Task requirements: Print out the entries below with no edits.

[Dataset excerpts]

#####

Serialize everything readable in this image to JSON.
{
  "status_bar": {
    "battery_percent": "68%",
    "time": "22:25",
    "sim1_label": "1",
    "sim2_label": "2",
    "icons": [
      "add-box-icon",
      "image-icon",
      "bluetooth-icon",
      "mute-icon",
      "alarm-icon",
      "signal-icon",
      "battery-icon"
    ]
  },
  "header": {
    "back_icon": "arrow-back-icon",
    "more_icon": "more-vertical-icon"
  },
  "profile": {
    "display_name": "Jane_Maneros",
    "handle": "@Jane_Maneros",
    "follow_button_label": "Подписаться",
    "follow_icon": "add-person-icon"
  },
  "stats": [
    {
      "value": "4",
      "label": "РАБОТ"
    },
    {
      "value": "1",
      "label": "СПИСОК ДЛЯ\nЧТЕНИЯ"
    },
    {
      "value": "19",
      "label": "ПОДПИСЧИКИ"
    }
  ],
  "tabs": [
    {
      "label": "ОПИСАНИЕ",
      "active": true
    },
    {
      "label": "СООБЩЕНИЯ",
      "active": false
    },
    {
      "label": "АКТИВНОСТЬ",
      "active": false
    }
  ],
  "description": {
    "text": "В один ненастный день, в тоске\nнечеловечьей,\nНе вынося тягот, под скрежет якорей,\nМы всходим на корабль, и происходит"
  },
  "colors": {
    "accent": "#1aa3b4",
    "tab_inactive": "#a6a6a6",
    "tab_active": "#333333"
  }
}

#####

Reply:
Serialize everything readable in this image to JSON.
{
  "status_bar": {
    "battery_percent": "68%",
    "time": "22:25",
    "sim1_label": "1",
    "sim2_label": "2",
    "icons": [
      "add-box-icon",
      "image-icon",
      "bluetooth-icon",
      "mute-icon",
      "alarm-icon",
      "signal-icon",
      "battery-icon"
    ]
  },
  "header": {
    "back_icon": "arrow-back-icon",
    "more_icon": "more-vertical-icon"
  },
  "profile": {
    "display_name": "Jane_Maneros",
    "handle": "@Jane_Maneros",
    "follow_button_label": "Подписаться",
    "follow_icon": "add-person-icon"
  },
  "stats": [
    {
      "value": "4",
      "label": "РАБОТ"
    },
    {
      "value": "1",
      "label": "СПИСОК ДЛЯ\nЧТЕНИЯ"
    },
    {
      "value": "19",
      "label": "ПОДПИСЧИКИ"
    }
  ],
  "tabs": [
    {
      "label": "ОПИСАНИЕ",
      "active": true
    },
    {
      "label": "СООБЩЕНИЯ",
      "active": false
    },
    {
      "label": "АКТИВНОСТЬ",
      "active": false
    }
  ],
  "description": {
    "text": "В один ненастный день, в тоске\nнечеловечьей,\nНе вынося тягот, под скрежет якорей,\nМы всходим на корабль, и происходит"
  },
  "colors": {
    "accent": "#1aa3b4",
    "tab_inactive": "#a6a6a6",
    "tab_active": "#333333"
  }
}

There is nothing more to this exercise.